INFORMATION SUPPLIED ::
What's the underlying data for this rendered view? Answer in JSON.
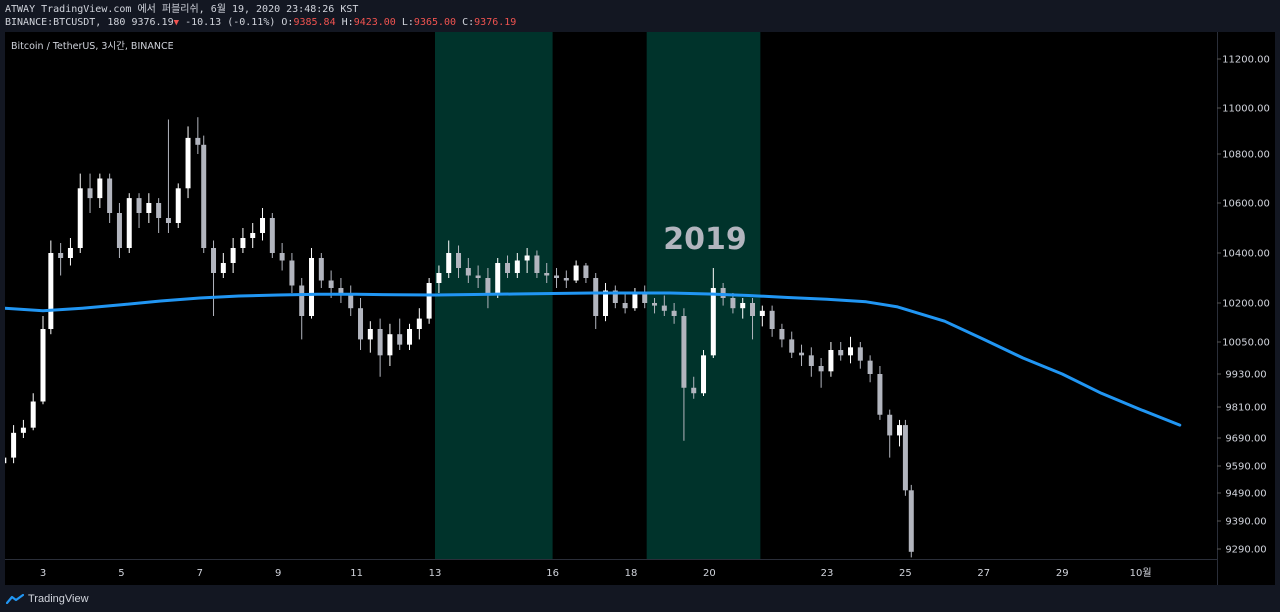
{
  "header": {
    "line1": "ATWAY TradingView.com 에서 퍼블리쉬, 6월 19, 2020 23:48:26 KST",
    "symbol": "BINANCE:BTCUSDT, 180",
    "last": "9376.19",
    "change_arrow": "▼",
    "change": "-10.13 (-0.11%)",
    "o_label": "O:",
    "o_value": "9385.84",
    "h_label": "H:",
    "h_value": "9423.00",
    "l_label": "L:",
    "l_value": "9365.00",
    "c_label": "C:",
    "c_value": "9376.19"
  },
  "footer": {
    "brand": "TradingView"
  },
  "colors": {
    "background": "#000000",
    "frame": "#131722",
    "candle_up": "#ffffff",
    "candle_down": "#b2b5be",
    "moving_average": "#2196f3",
    "highlight_zone": "#00332b",
    "annotation": "#b2b5be"
  },
  "chart_data": {
    "type": "candlestick",
    "title": "Bitcoin / TetherUS, 3시간, BINANCE",
    "annotation": "2019",
    "y_axis": {
      "side": "right",
      "ticks": [
        11200,
        11000,
        10800,
        10600,
        10400,
        10200,
        10050,
        9930,
        9810,
        9690,
        9590,
        9490,
        9390,
        9290
      ],
      "labels": [
        "11200.00",
        "11000.00",
        "10800.00",
        "10600.00",
        "10400.00",
        "10200.00",
        "10050.00",
        "9930.00",
        "9810.00",
        "9690.00",
        "9590.00",
        "9490.00",
        "9390.00",
        "9290.00"
      ],
      "scale": "log"
    },
    "x_axis": {
      "ticks": [
        3,
        5,
        7,
        9,
        11,
        13,
        16,
        18,
        20,
        23,
        25,
        27,
        29,
        31
      ],
      "labels": [
        "3",
        "5",
        "7",
        "9",
        "11",
        "13",
        "16",
        "18",
        "20",
        "23",
        "25",
        "27",
        "29",
        "10월"
      ]
    },
    "highlight_zones": [
      [
        13.0,
        16.0
      ],
      [
        18.4,
        21.3
      ]
    ],
    "moving_average": {
      "x": [
        2.0,
        3.0,
        4.0,
        5.0,
        6.0,
        7.0,
        8.0,
        9.0,
        10.0,
        11.0,
        12.0,
        13.0,
        14.0,
        15.0,
        16.0,
        17.0,
        18.0,
        19.0,
        20.0,
        21.0,
        22.0,
        23.0,
        24.0,
        24.8,
        26.0,
        27.0,
        28.0,
        29.0,
        30.0,
        31.0,
        32.0
      ],
      "y": [
        10180,
        10170,
        10180,
        10193,
        10208,
        10220,
        10228,
        10232,
        10235,
        10235,
        10233,
        10232,
        10234,
        10236,
        10238,
        10240,
        10240,
        10240,
        10236,
        10230,
        10222,
        10215,
        10205,
        10185,
        10130,
        10060,
        9990,
        9930,
        9860,
        9800,
        9740
      ]
    },
    "candles": [
      {
        "x": 2.0,
        "o": 9600,
        "h": 9650,
        "l": 9580,
        "c": 9620
      },
      {
        "x": 2.25,
        "o": 9620,
        "h": 9740,
        "l": 9600,
        "c": 9710
      },
      {
        "x": 2.5,
        "o": 9710,
        "h": 9760,
        "l": 9690,
        "c": 9730
      },
      {
        "x": 2.75,
        "o": 9730,
        "h": 9860,
        "l": 9720,
        "c": 9830
      },
      {
        "x": 3.0,
        "o": 9830,
        "h": 10150,
        "l": 9820,
        "c": 10100
      },
      {
        "x": 3.2,
        "o": 10100,
        "h": 10450,
        "l": 10080,
        "c": 10400
      },
      {
        "x": 3.45,
        "o": 10400,
        "h": 10440,
        "l": 10310,
        "c": 10380
      },
      {
        "x": 3.7,
        "o": 10380,
        "h": 10460,
        "l": 10350,
        "c": 10420
      },
      {
        "x": 3.95,
        "o": 10420,
        "h": 10720,
        "l": 10400,
        "c": 10660
      },
      {
        "x": 4.2,
        "o": 10660,
        "h": 10720,
        "l": 10560,
        "c": 10620
      },
      {
        "x": 4.45,
        "o": 10620,
        "h": 10720,
        "l": 10580,
        "c": 10700
      },
      {
        "x": 4.7,
        "o": 10700,
        "h": 10720,
        "l": 10520,
        "c": 10560
      },
      {
        "x": 4.95,
        "o": 10560,
        "h": 10600,
        "l": 10380,
        "c": 10420
      },
      {
        "x": 5.2,
        "o": 10420,
        "h": 10640,
        "l": 10400,
        "c": 10620
      },
      {
        "x": 5.45,
        "o": 10620,
        "h": 10640,
        "l": 10500,
        "c": 10560
      },
      {
        "x": 5.7,
        "o": 10560,
        "h": 10640,
        "l": 10520,
        "c": 10600
      },
      {
        "x": 5.95,
        "o": 10600,
        "h": 10620,
        "l": 10480,
        "c": 10540
      },
      {
        "x": 6.2,
        "o": 10540,
        "h": 10950,
        "l": 10480,
        "c": 10520
      },
      {
        "x": 6.45,
        "o": 10520,
        "h": 10680,
        "l": 10500,
        "c": 10660
      },
      {
        "x": 6.7,
        "o": 10660,
        "h": 10920,
        "l": 10620,
        "c": 10870
      },
      {
        "x": 6.95,
        "o": 10870,
        "h": 10960,
        "l": 10800,
        "c": 10840
      },
      {
        "x": 7.1,
        "o": 10840,
        "h": 10880,
        "l": 10400,
        "c": 10420
      },
      {
        "x": 7.35,
        "o": 10420,
        "h": 10450,
        "l": 10150,
        "c": 10320
      },
      {
        "x": 7.6,
        "o": 10320,
        "h": 10400,
        "l": 10300,
        "c": 10360
      },
      {
        "x": 7.85,
        "o": 10360,
        "h": 10460,
        "l": 10320,
        "c": 10420
      },
      {
        "x": 8.1,
        "o": 10420,
        "h": 10500,
        "l": 10400,
        "c": 10460
      },
      {
        "x": 8.35,
        "o": 10460,
        "h": 10520,
        "l": 10420,
        "c": 10480
      },
      {
        "x": 8.6,
        "o": 10480,
        "h": 10580,
        "l": 10450,
        "c": 10540
      },
      {
        "x": 8.85,
        "o": 10540,
        "h": 10560,
        "l": 10380,
        "c": 10400
      },
      {
        "x": 9.1,
        "o": 10400,
        "h": 10440,
        "l": 10330,
        "c": 10370
      },
      {
        "x": 9.35,
        "o": 10370,
        "h": 10400,
        "l": 10240,
        "c": 10270
      },
      {
        "x": 9.6,
        "o": 10270,
        "h": 10300,
        "l": 10060,
        "c": 10150
      },
      {
        "x": 9.85,
        "o": 10150,
        "h": 10420,
        "l": 10140,
        "c": 10380
      },
      {
        "x": 10.1,
        "o": 10380,
        "h": 10400,
        "l": 10260,
        "c": 10290
      },
      {
        "x": 10.35,
        "o": 10290,
        "h": 10330,
        "l": 10220,
        "c": 10260
      },
      {
        "x": 10.6,
        "o": 10260,
        "h": 10300,
        "l": 10200,
        "c": 10230
      },
      {
        "x": 10.85,
        "o": 10230,
        "h": 10270,
        "l": 10150,
        "c": 10180
      },
      {
        "x": 11.1,
        "o": 10180,
        "h": 10220,
        "l": 10020,
        "c": 10060
      },
      {
        "x": 11.35,
        "o": 10060,
        "h": 10130,
        "l": 10010,
        "c": 10100
      },
      {
        "x": 11.6,
        "o": 10100,
        "h": 10140,
        "l": 9920,
        "c": 10000
      },
      {
        "x": 11.85,
        "o": 10000,
        "h": 10120,
        "l": 9960,
        "c": 10080
      },
      {
        "x": 12.1,
        "o": 10080,
        "h": 10140,
        "l": 10020,
        "c": 10040
      },
      {
        "x": 12.35,
        "o": 10040,
        "h": 10120,
        "l": 10020,
        "c": 10100
      },
      {
        "x": 12.6,
        "o": 10100,
        "h": 10180,
        "l": 10060,
        "c": 10140
      },
      {
        "x": 12.85,
        "o": 10140,
        "h": 10300,
        "l": 10120,
        "c": 10280
      },
      {
        "x": 13.1,
        "o": 10280,
        "h": 10350,
        "l": 10240,
        "c": 10320
      },
      {
        "x": 13.35,
        "o": 10320,
        "h": 10450,
        "l": 10300,
        "c": 10400
      },
      {
        "x": 13.6,
        "o": 10400,
        "h": 10430,
        "l": 10300,
        "c": 10340
      },
      {
        "x": 13.85,
        "o": 10340,
        "h": 10380,
        "l": 10280,
        "c": 10310
      },
      {
        "x": 14.1,
        "o": 10310,
        "h": 10350,
        "l": 10260,
        "c": 10300
      },
      {
        "x": 14.35,
        "o": 10300,
        "h": 10340,
        "l": 10180,
        "c": 10230
      },
      {
        "x": 14.6,
        "o": 10230,
        "h": 10380,
        "l": 10220,
        "c": 10360
      },
      {
        "x": 14.85,
        "o": 10360,
        "h": 10390,
        "l": 10300,
        "c": 10320
      },
      {
        "x": 15.1,
        "o": 10320,
        "h": 10400,
        "l": 10300,
        "c": 10370
      },
      {
        "x": 15.35,
        "o": 10370,
        "h": 10420,
        "l": 10320,
        "c": 10390
      },
      {
        "x": 15.6,
        "o": 10390,
        "h": 10410,
        "l": 10300,
        "c": 10320
      },
      {
        "x": 15.85,
        "o": 10320,
        "h": 10360,
        "l": 10280,
        "c": 10310
      },
      {
        "x": 16.1,
        "o": 10310,
        "h": 10340,
        "l": 10260,
        "c": 10300
      },
      {
        "x": 16.35,
        "o": 10300,
        "h": 10330,
        "l": 10260,
        "c": 10290
      },
      {
        "x": 16.6,
        "o": 10290,
        "h": 10370,
        "l": 10280,
        "c": 10350
      },
      {
        "x": 16.85,
        "o": 10350,
        "h": 10360,
        "l": 10280,
        "c": 10300
      },
      {
        "x": 17.1,
        "o": 10300,
        "h": 10320,
        "l": 10100,
        "c": 10150
      },
      {
        "x": 17.35,
        "o": 10150,
        "h": 10280,
        "l": 10130,
        "c": 10250
      },
      {
        "x": 17.6,
        "o": 10250,
        "h": 10270,
        "l": 10180,
        "c": 10200
      },
      {
        "x": 17.85,
        "o": 10200,
        "h": 10240,
        "l": 10160,
        "c": 10180
      },
      {
        "x": 18.1,
        "o": 10180,
        "h": 10260,
        "l": 10170,
        "c": 10240
      },
      {
        "x": 18.35,
        "o": 10240,
        "h": 10270,
        "l": 10180,
        "c": 10200
      },
      {
        "x": 18.6,
        "o": 10200,
        "h": 10220,
        "l": 10160,
        "c": 10190
      },
      {
        "x": 18.85,
        "o": 10190,
        "h": 10230,
        "l": 10150,
        "c": 10170
      },
      {
        "x": 19.1,
        "o": 10170,
        "h": 10200,
        "l": 10120,
        "c": 10150
      },
      {
        "x": 19.35,
        "o": 10150,
        "h": 10180,
        "l": 9680,
        "c": 9880
      },
      {
        "x": 19.6,
        "o": 9880,
        "h": 9920,
        "l": 9840,
        "c": 9860
      },
      {
        "x": 19.85,
        "o": 9860,
        "h": 10020,
        "l": 9850,
        "c": 10000
      },
      {
        "x": 20.1,
        "o": 10000,
        "h": 10340,
        "l": 9990,
        "c": 10260
      },
      {
        "x": 20.35,
        "o": 10260,
        "h": 10280,
        "l": 10190,
        "c": 10220
      },
      {
        "x": 20.6,
        "o": 10220,
        "h": 10240,
        "l": 10160,
        "c": 10180
      },
      {
        "x": 20.85,
        "o": 10180,
        "h": 10220,
        "l": 10140,
        "c": 10200
      },
      {
        "x": 21.1,
        "o": 10200,
        "h": 10220,
        "l": 10060,
        "c": 10150
      },
      {
        "x": 21.35,
        "o": 10150,
        "h": 10190,
        "l": 10110,
        "c": 10170
      },
      {
        "x": 21.6,
        "o": 10170,
        "h": 10190,
        "l": 10070,
        "c": 10100
      },
      {
        "x": 21.85,
        "o": 10100,
        "h": 10120,
        "l": 10030,
        "c": 10060
      },
      {
        "x": 22.1,
        "o": 10060,
        "h": 10090,
        "l": 9990,
        "c": 10010
      },
      {
        "x": 22.35,
        "o": 10010,
        "h": 10040,
        "l": 9960,
        "c": 10000
      },
      {
        "x": 22.6,
        "o": 10000,
        "h": 10030,
        "l": 9920,
        "c": 9960
      },
      {
        "x": 22.85,
        "o": 9960,
        "h": 9990,
        "l": 9880,
        "c": 9940
      },
      {
        "x": 23.1,
        "o": 9940,
        "h": 10050,
        "l": 9920,
        "c": 10020
      },
      {
        "x": 23.35,
        "o": 10020,
        "h": 10050,
        "l": 9980,
        "c": 10000
      },
      {
        "x": 23.6,
        "o": 10000,
        "h": 10070,
        "l": 9970,
        "c": 10030
      },
      {
        "x": 23.85,
        "o": 10030,
        "h": 10050,
        "l": 9950,
        "c": 9980
      },
      {
        "x": 24.1,
        "o": 9980,
        "h": 10000,
        "l": 9900,
        "c": 9930
      },
      {
        "x": 24.35,
        "o": 9930,
        "h": 9960,
        "l": 9760,
        "c": 9780
      },
      {
        "x": 24.6,
        "o": 9780,
        "h": 9800,
        "l": 9620,
        "c": 9700
      },
      {
        "x": 24.85,
        "o": 9700,
        "h": 9760,
        "l": 9660,
        "c": 9740
      },
      {
        "x": 25.0,
        "o": 9740,
        "h": 9760,
        "l": 9480,
        "c": 9500
      },
      {
        "x": 25.15,
        "o": 9500,
        "h": 9520,
        "l": 9260,
        "c": 9280
      }
    ]
  }
}
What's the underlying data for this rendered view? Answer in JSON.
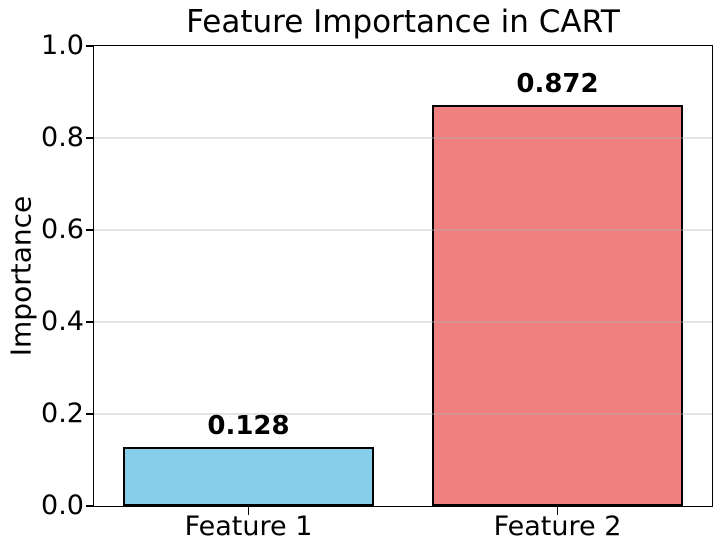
{
  "chart_data": {
    "type": "bar",
    "title": "Feature Importance in CART",
    "categories": [
      "Feature 1",
      "Feature 2"
    ],
    "values": [
      0.128,
      0.872
    ],
    "value_labels": [
      "0.128",
      "0.872"
    ],
    "bar_colors": [
      "#87CEEB",
      "#F08080"
    ],
    "bar_edge_color": "#000000",
    "xlabel": "",
    "ylabel": "Importance",
    "ylim": [
      0.0,
      1.0
    ],
    "yticks": [
      0.0,
      0.2,
      0.4,
      0.6,
      0.8,
      1.0
    ],
    "ytick_labels": [
      "0.0",
      "0.2",
      "0.4",
      "0.6",
      "0.8",
      "1.0"
    ],
    "grid": "horizontal gridlines at y ticks, light gray, drawn over bars",
    "grid_color": "rgba(176,176,176,0.35)",
    "legend_position": "none",
    "background_color": "#ffffff"
  }
}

TASK BRIEF ::
Pick out, from the lines above, every one that contains the string "annotation".

SOLUTION BELOW ::
    "annotation": "#b2b5be"
    "annotation": "2019",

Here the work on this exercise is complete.